▸ **DIRECTION**
Type every record exactly as it appears.

################

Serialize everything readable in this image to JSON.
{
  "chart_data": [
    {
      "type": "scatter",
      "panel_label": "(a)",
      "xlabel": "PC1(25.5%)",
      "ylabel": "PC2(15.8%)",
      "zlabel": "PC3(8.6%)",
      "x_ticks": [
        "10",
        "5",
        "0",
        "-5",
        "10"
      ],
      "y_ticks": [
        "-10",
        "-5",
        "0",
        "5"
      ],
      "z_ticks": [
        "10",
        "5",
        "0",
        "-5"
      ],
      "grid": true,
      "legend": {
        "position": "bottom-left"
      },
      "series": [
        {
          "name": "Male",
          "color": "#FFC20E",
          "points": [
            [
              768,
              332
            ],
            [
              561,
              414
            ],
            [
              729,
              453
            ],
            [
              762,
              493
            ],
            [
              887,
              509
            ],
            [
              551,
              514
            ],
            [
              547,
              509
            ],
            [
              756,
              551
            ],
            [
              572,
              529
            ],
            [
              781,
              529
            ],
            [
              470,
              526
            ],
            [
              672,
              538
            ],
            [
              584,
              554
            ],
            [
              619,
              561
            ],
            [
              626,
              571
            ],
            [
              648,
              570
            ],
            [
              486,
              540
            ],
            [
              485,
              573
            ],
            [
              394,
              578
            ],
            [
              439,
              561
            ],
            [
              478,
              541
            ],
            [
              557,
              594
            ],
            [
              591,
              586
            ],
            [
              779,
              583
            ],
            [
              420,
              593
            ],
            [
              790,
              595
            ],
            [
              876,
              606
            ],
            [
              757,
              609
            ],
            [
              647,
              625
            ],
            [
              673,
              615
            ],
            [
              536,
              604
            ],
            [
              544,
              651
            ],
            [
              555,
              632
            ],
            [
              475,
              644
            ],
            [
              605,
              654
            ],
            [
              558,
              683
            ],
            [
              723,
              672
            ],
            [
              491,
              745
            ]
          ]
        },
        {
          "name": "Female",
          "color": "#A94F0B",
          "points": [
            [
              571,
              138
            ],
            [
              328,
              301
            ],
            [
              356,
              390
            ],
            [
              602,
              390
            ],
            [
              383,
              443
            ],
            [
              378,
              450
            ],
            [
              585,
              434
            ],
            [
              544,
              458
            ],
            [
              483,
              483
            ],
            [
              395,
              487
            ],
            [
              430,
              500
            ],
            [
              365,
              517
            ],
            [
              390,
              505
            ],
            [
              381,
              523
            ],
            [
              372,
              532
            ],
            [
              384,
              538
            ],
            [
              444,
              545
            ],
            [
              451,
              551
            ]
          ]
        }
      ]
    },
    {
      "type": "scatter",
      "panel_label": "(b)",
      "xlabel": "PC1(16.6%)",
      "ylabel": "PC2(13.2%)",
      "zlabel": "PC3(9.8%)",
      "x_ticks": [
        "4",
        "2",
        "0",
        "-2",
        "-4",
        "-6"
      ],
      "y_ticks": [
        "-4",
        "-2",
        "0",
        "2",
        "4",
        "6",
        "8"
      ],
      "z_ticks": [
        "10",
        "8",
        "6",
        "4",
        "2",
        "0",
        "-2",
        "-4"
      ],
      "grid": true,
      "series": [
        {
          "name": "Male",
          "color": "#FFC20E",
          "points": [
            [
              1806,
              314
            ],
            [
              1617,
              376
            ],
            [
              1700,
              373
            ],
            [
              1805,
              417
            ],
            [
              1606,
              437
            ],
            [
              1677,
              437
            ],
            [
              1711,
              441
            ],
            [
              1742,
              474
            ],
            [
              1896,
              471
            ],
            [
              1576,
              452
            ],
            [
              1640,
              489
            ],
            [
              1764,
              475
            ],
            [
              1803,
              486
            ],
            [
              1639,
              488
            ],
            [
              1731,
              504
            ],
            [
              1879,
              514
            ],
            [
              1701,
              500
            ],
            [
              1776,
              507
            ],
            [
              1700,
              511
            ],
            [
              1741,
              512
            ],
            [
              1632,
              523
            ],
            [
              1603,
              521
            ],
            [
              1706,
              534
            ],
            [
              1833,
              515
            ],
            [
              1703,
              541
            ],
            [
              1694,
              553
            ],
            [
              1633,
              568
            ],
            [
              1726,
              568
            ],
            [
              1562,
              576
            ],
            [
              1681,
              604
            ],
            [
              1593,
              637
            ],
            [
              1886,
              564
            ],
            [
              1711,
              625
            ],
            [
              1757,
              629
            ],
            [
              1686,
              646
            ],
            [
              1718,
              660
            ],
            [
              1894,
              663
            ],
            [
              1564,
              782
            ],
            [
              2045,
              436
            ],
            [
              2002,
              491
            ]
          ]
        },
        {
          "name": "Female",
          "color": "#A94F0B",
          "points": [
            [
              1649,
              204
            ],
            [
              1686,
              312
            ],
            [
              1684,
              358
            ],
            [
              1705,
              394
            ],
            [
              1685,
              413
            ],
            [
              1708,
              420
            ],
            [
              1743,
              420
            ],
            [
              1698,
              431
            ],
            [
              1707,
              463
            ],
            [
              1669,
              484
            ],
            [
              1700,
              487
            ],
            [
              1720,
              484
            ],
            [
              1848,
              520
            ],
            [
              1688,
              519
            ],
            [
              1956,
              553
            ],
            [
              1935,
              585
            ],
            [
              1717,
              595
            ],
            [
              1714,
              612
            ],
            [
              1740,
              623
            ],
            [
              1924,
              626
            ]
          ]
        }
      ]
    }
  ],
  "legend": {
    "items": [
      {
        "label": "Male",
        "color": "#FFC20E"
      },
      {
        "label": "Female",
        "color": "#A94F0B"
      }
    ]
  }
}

################

▸ **FULL RESPONSE**
Serialize everything readable in this image to JSON.
{
  "chart_data": [
    {
      "type": "scatter",
      "panel_label": "(a)",
      "xlabel": "PC1(25.5%)",
      "ylabel": "PC2(15.8%)",
      "zlabel": "PC3(8.6%)",
      "x_ticks": [
        "10",
        "5",
        "0",
        "-5",
        "10"
      ],
      "y_ticks": [
        "-10",
        "-5",
        "0",
        "5"
      ],
      "z_ticks": [
        "10",
        "5",
        "0",
        "-5"
      ],
      "grid": true,
      "legend": {
        "position": "bottom-left"
      },
      "series": [
        {
          "name": "Male",
          "color": "#FFC20E",
          "points": [
            [
              768,
              332
            ],
            [
              561,
              414
            ],
            [
              729,
              453
            ],
            [
              762,
              493
            ],
            [
              887,
              509
            ],
            [
              551,
              514
            ],
            [
              547,
              509
            ],
            [
              756,
              551
            ],
            [
              572,
              529
            ],
            [
              781,
              529
            ],
            [
              470,
              526
            ],
            [
              672,
              538
            ],
            [
              584,
              554
            ],
            [
              619,
              561
            ],
            [
              626,
              571
            ],
            [
              648,
              570
            ],
            [
              486,
              540
            ],
            [
              485,
              573
            ],
            [
              394,
              578
            ],
            [
              439,
              561
            ],
            [
              478,
              541
            ],
            [
              557,
              594
            ],
            [
              591,
              586
            ],
            [
              779,
              583
            ],
            [
              420,
              593
            ],
            [
              790,
              595
            ],
            [
              876,
              606
            ],
            [
              757,
              609
            ],
            [
              647,
              625
            ],
            [
              673,
              615
            ],
            [
              536,
              604
            ],
            [
              544,
              651
            ],
            [
              555,
              632
            ],
            [
              475,
              644
            ],
            [
              605,
              654
            ],
            [
              558,
              683
            ],
            [
              723,
              672
            ],
            [
              491,
              745
            ]
          ]
        },
        {
          "name": "Female",
          "color": "#A94F0B",
          "points": [
            [
              571,
              138
            ],
            [
              328,
              301
            ],
            [
              356,
              390
            ],
            [
              602,
              390
            ],
            [
              383,
              443
            ],
            [
              378,
              450
            ],
            [
              585,
              434
            ],
            [
              544,
              458
            ],
            [
              483,
              483
            ],
            [
              395,
              487
            ],
            [
              430,
              500
            ],
            [
              365,
              517
            ],
            [
              390,
              505
            ],
            [
              381,
              523
            ],
            [
              372,
              532
            ],
            [
              384,
              538
            ],
            [
              444,
              545
            ],
            [
              451,
              551
            ]
          ]
        }
      ]
    },
    {
      "type": "scatter",
      "panel_label": "(b)",
      "xlabel": "PC1(16.6%)",
      "ylabel": "PC2(13.2%)",
      "zlabel": "PC3(9.8%)",
      "x_ticks": [
        "4",
        "2",
        "0",
        "-2",
        "-4",
        "-6"
      ],
      "y_ticks": [
        "-4",
        "-2",
        "0",
        "2",
        "4",
        "6",
        "8"
      ],
      "z_ticks": [
        "10",
        "8",
        "6",
        "4",
        "2",
        "0",
        "-2",
        "-4"
      ],
      "grid": true,
      "series": [
        {
          "name": "Male",
          "color": "#FFC20E",
          "points": [
            [
              1806,
              314
            ],
            [
              1617,
              376
            ],
            [
              1700,
              373
            ],
            [
              1805,
              417
            ],
            [
              1606,
              437
            ],
            [
              1677,
              437
            ],
            [
              1711,
              441
            ],
            [
              1742,
              474
            ],
            [
              1896,
              471
            ],
            [
              1576,
              452
            ],
            [
              1640,
              489
            ],
            [
              1764,
              475
            ],
            [
              1803,
              486
            ],
            [
              1639,
              488
            ],
            [
              1731,
              504
            ],
            [
              1879,
              514
            ],
            [
              1701,
              500
            ],
            [
              1776,
              507
            ],
            [
              1700,
              511
            ],
            [
              1741,
              512
            ],
            [
              1632,
              523
            ],
            [
              1603,
              521
            ],
            [
              1706,
              534
            ],
            [
              1833,
              515
            ],
            [
              1703,
              541
            ],
            [
              1694,
              553
            ],
            [
              1633,
              568
            ],
            [
              1726,
              568
            ],
            [
              1562,
              576
            ],
            [
              1681,
              604
            ],
            [
              1593,
              637
            ],
            [
              1886,
              564
            ],
            [
              1711,
              625
            ],
            [
              1757,
              629
            ],
            [
              1686,
              646
            ],
            [
              1718,
              660
            ],
            [
              1894,
              663
            ],
            [
              1564,
              782
            ],
            [
              2045,
              436
            ],
            [
              2002,
              491
            ]
          ]
        },
        {
          "name": "Female",
          "color": "#A94F0B",
          "points": [
            [
              1649,
              204
            ],
            [
              1686,
              312
            ],
            [
              1684,
              358
            ],
            [
              1705,
              394
            ],
            [
              1685,
              413
            ],
            [
              1708,
              420
            ],
            [
              1743,
              420
            ],
            [
              1698,
              431
            ],
            [
              1707,
              463
            ],
            [
              1669,
              484
            ],
            [
              1700,
              487
            ],
            [
              1720,
              484
            ],
            [
              1848,
              520
            ],
            [
              1688,
              519
            ],
            [
              1956,
              553
            ],
            [
              1935,
              585
            ],
            [
              1717,
              595
            ],
            [
              1714,
              612
            ],
            [
              1740,
              623
            ],
            [
              1924,
              626
            ]
          ]
        }
      ]
    }
  ],
  "legend": {
    "items": [
      {
        "label": "Male",
        "color": "#FFC20E"
      },
      {
        "label": "Female",
        "color": "#A94F0B"
      }
    ]
  }
}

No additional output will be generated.